[Dataset items]
:::::

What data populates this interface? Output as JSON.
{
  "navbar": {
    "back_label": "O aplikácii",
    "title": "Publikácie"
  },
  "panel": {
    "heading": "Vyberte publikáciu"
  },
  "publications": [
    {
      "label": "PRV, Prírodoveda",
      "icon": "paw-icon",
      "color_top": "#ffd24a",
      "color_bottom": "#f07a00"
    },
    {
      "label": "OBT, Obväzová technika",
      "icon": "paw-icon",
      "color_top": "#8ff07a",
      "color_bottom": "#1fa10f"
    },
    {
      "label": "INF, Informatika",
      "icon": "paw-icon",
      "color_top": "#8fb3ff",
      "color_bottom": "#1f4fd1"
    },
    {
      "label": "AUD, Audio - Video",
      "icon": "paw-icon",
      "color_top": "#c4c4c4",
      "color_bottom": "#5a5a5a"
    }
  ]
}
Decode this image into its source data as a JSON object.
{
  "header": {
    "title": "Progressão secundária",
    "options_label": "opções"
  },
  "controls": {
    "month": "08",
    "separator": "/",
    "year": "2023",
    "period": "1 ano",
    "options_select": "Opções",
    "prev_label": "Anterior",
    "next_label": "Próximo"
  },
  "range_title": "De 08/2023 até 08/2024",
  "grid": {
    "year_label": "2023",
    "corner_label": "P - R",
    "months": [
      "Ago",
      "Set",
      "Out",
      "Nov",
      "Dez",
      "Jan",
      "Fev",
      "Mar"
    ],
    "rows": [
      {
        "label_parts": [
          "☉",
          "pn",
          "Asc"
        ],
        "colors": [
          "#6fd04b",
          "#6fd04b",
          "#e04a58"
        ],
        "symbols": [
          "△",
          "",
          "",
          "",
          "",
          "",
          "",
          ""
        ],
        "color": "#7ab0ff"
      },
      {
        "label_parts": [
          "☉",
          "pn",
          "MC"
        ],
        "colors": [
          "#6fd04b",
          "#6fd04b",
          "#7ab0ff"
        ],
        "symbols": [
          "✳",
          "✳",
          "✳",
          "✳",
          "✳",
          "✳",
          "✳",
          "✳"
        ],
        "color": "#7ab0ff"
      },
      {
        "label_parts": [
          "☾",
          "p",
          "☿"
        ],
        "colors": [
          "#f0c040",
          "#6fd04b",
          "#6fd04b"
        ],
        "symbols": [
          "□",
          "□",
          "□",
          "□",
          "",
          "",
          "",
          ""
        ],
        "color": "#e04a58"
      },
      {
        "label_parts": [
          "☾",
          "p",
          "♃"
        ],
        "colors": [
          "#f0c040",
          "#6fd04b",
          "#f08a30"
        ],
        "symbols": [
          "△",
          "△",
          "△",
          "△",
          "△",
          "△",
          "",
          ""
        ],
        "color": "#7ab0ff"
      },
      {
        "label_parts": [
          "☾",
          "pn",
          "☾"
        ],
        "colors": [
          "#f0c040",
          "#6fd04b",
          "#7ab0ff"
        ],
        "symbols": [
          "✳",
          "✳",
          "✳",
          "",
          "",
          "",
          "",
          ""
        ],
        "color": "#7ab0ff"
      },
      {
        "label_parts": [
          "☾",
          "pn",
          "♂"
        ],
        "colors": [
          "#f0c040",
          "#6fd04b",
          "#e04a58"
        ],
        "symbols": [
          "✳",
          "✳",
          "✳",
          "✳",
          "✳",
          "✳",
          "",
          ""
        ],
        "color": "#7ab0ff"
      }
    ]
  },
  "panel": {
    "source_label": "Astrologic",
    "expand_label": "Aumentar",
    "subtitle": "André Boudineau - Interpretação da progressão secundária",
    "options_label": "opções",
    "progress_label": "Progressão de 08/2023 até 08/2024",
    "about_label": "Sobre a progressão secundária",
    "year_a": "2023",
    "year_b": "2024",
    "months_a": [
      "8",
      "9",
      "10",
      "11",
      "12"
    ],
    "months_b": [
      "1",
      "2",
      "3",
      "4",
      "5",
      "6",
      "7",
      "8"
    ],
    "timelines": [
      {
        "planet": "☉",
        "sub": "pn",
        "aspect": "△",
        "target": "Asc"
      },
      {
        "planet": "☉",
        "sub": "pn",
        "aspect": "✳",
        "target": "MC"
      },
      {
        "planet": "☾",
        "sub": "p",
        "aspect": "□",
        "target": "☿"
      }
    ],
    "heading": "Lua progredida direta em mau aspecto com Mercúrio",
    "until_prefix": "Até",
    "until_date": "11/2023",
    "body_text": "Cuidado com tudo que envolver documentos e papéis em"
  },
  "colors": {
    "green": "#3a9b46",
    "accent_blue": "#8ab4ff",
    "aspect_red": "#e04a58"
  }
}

:::::

Exercise goal
Write down all the entries again without a single difference.

Answer to the task
What data populates this interface? Output as JSON.
{
  "navbar": {
    "back_label": "O aplikácii",
    "title": "Publikácie"
  },
  "panel": {
    "heading": "Vyberte publikáciu"
  },
  "publications": [
    {
      "label": "PRV, Prírodoveda",
      "icon": "paw-icon",
      "color_top": "#ffd24a",
      "color_bottom": "#f07a00"
    },
    {
      "label": "OBT, Obväzová technika",
      "icon": "paw-icon",
      "color_top": "#8ff07a",
      "color_bottom": "#1fa10f"
    },
    {
      "label": "INF, Informatika",
      "icon": "paw-icon",
      "color_top": "#8fb3ff",
      "color_bottom": "#1f4fd1"
    },
    {
      "label": "AUD, Audio - Video",
      "icon": "paw-icon",
      "color_top": "#c4c4c4",
      "color_bottom": "#5a5a5a"
    }
  ]
}
Decode this image into its source data as a JSON object.
{
  "header": {
    "title": "Progressão secundária",
    "options_label": "opções"
  },
  "controls": {
    "month": "08",
    "separator": "/",
    "year": "2023",
    "period": "1 ano",
    "options_select": "Opções",
    "prev_label": "Anterior",
    "next_label": "Próximo"
  },
  "range_title": "De 08/2023 até 08/2024",
  "grid": {
    "year_label": "2023",
    "corner_label": "P - R",
    "months": [
      "Ago",
      "Set",
      "Out",
      "Nov",
      "Dez",
      "Jan",
      "Fev",
      "Mar"
    ],
    "rows": [
      {
        "label_parts": [
          "☉",
          "pn",
          "Asc"
        ],
        "colors": [
          "#6fd04b",
          "#6fd04b",
          "#e04a58"
        ],
        "symbols": [
          "△",
          "",
          "",
          "",
          "",
          "",
          "",
          ""
        ],
        "color": "#7ab0ff"
      },
      {
        "label_parts": [
          "☉",
          "pn",
          "MC"
        ],
        "colors": [
          "#6fd04b",
          "#6fd04b",
          "#7ab0ff"
        ],
        "symbols": [
          "✳",
          "✳",
          "✳",
          "✳",
          "✳",
          "✳",
          "✳",
          "✳"
        ],
        "color": "#7ab0ff"
      },
      {
        "label_parts": [
          "☾",
          "p",
          "☿"
        ],
        "colors": [
          "#f0c040",
          "#6fd04b",
          "#6fd04b"
        ],
        "symbols": [
          "□",
          "□",
          "□",
          "□",
          "",
          "",
          "",
          ""
        ],
        "color": "#e04a58"
      },
      {
        "label_parts": [
          "☾",
          "p",
          "♃"
        ],
        "colors": [
          "#f0c040",
          "#6fd04b",
          "#f08a30"
        ],
        "symbols": [
          "△",
          "△",
          "△",
          "△",
          "△",
          "△",
          "",
          ""
        ],
        "color": "#7ab0ff"
      },
      {
        "label_parts": [
          "☾",
          "pn",
          "☾"
        ],
        "colors": [
          "#f0c040",
          "#6fd04b",
          "#7ab0ff"
        ],
        "symbols": [
          "✳",
          "✳",
          "✳",
          "",
          "",
          "",
          "",
          ""
        ],
        "color": "#7ab0ff"
      },
      {
        "label_parts": [
          "☾",
          "pn",
          "♂"
        ],
        "colors": [
          "#f0c040",
          "#6fd04b",
          "#e04a58"
        ],
        "symbols": [
          "✳",
          "✳",
          "✳",
          "✳",
          "✳",
          "✳",
          "",
          ""
        ],
        "color": "#7ab0ff"
      }
    ]
  },
  "panel": {
    "source_label": "Astrologic",
    "expand_label": "Aumentar",
    "subtitle": "André Boudineau - Interpretação da progressão secundária",
    "options_label": "opções",
    "progress_label": "Progressão de 08/2023 até 08/2024",
    "about_label": "Sobre a progressão secundária",
    "year_a": "2023",
    "year_b": "2024",
    "months_a": [
      "8",
      "9",
      "10",
      "11",
      "12"
    ],
    "months_b": [
      "1",
      "2",
      "3",
      "4",
      "5",
      "6",
      "7",
      "8"
    ],
    "timelines": [
      {
        "planet": "☉",
        "sub": "pn",
        "aspect": "△",
        "target": "Asc"
      },
      {
        "planet": "☉",
        "sub": "pn",
        "aspect": "✳",
        "target": "MC"
      },
      {
        "planet": "☾",
        "sub": "p",
        "aspect": "□",
        "target": "☿"
      }
    ],
    "heading": "Lua progredida direta em mau aspecto com Mercúrio",
    "until_prefix": "Até",
    "until_date": "11/2023",
    "body_text": "Cuidado com tudo que envolver documentos e papéis em"
  },
  "colors": {
    "green": "#3a9b46",
    "accent_blue": "#8ab4ff",
    "aspect_red": "#e04a58"
  }
}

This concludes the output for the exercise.